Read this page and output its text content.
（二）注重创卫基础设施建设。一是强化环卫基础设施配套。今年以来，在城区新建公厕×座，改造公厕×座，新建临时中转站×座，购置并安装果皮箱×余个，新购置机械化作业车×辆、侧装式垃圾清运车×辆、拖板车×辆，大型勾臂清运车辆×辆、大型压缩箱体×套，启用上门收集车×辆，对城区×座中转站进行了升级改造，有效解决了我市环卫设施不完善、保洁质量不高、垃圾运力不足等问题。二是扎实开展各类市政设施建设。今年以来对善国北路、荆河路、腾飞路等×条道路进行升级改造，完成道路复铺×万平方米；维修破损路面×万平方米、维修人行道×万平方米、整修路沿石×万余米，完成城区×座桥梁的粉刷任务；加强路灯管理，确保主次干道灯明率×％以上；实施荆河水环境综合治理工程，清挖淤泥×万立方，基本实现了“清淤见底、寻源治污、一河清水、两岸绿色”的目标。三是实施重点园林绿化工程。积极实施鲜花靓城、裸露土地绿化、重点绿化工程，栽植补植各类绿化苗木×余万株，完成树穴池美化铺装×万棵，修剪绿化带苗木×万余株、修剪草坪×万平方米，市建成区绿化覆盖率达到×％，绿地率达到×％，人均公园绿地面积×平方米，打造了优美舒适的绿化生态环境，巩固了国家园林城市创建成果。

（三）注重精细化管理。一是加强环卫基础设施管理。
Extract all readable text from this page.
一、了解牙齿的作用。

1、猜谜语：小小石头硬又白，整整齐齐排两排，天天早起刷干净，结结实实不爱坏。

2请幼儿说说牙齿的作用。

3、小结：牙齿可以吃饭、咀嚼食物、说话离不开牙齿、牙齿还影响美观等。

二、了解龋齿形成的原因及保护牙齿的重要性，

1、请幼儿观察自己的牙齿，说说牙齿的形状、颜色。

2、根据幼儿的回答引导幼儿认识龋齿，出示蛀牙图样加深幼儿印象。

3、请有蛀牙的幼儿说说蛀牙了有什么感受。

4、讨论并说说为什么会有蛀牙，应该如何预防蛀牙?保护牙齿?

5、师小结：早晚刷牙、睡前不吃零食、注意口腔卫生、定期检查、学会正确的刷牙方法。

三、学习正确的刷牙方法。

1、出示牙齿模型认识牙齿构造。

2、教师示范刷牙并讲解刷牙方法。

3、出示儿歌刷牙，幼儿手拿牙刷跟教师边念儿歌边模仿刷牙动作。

........

Reproduce the records in full, exactly as written.

» Output of the task:
Read this page and output its text content.
（二）注重创卫基础设施建设。一是强化环卫基础设施配套。今年以来，在城区新建公厕×座，改造公厕×座，新建临时中转站×座，购置并安装果皮箱×余个，新购置机械化作业车×辆、侧装式垃圾清运车×辆、拖板车×辆，大型勾臂清运车辆×辆、大型压缩箱体×套，启用上门收集车×辆，对城区×座中转站进行了升级改造，有效解决了我市环卫设施不完善、保洁质量不高、垃圾运力不足等问题。二是扎实开展各类市政设施建设。今年以来对善国北路、荆河路、腾飞路等×条道路进行升级改造，完成道路复铺×万平方米；维修破损路面×万平方米、维修人行道×万平方米、整修路沿石×万余米，完成城区×座桥梁的粉刷任务；加强路灯管理，确保主次干道灯明率×％以上；实施荆河水环境综合治理工程，清挖淤泥×万立方，基本实现了“清淤见底、寻源治污、一河清水、两岸绿色”的目标。三是实施重点园林绿化工程。积极实施鲜花靓城、裸露土地绿化、重点绿化工程，栽植补植各类绿化苗木×余万株，完成树穴池美化铺装×万棵，修剪绿化带苗木×万余株、修剪草坪×万平方米，市建成区绿化覆盖率达到×％，绿地率达到×％，人均公园绿地面积×平方米，打造了优美舒适的绿化生态环境，巩固了国家园林城市创建成果。

（三）注重精细化管理。一是加强环卫基础设施管理。
Extract all readable text from this page.
一、了解牙齿的作用。

1、猜谜语：小小石头硬又白，整整齐齐排两排，天天早起刷干净，结结实实不爱坏。

2请幼儿说说牙齿的作用。

3、小结：牙齿可以吃饭、咀嚼食物、说话离不开牙齿、牙齿还影响美观等。

二、了解龋齿形成的原因及保护牙齿的重要性，

1、请幼儿观察自己的牙齿，说说牙齿的形状、颜色。

2、根据幼儿的回答引导幼儿认识龋齿，出示蛀牙图样加深幼儿印象。

3、请有蛀牙的幼儿说说蛀牙了有什么感受。

4、讨论并说说为什么会有蛀牙，应该如何预防蛀牙?保护牙齿?

5、师小结：早晚刷牙、睡前不吃零食、注意口腔卫生、定期检查、学会正确的刷牙方法。

三、学习正确的刷牙方法。

1、出示牙齿模型认识牙齿构造。

2、教师示范刷牙并讲解刷牙方法。

3、出示儿歌刷牙，幼儿手拿牙刷跟教师边念儿歌边模仿刷牙动作。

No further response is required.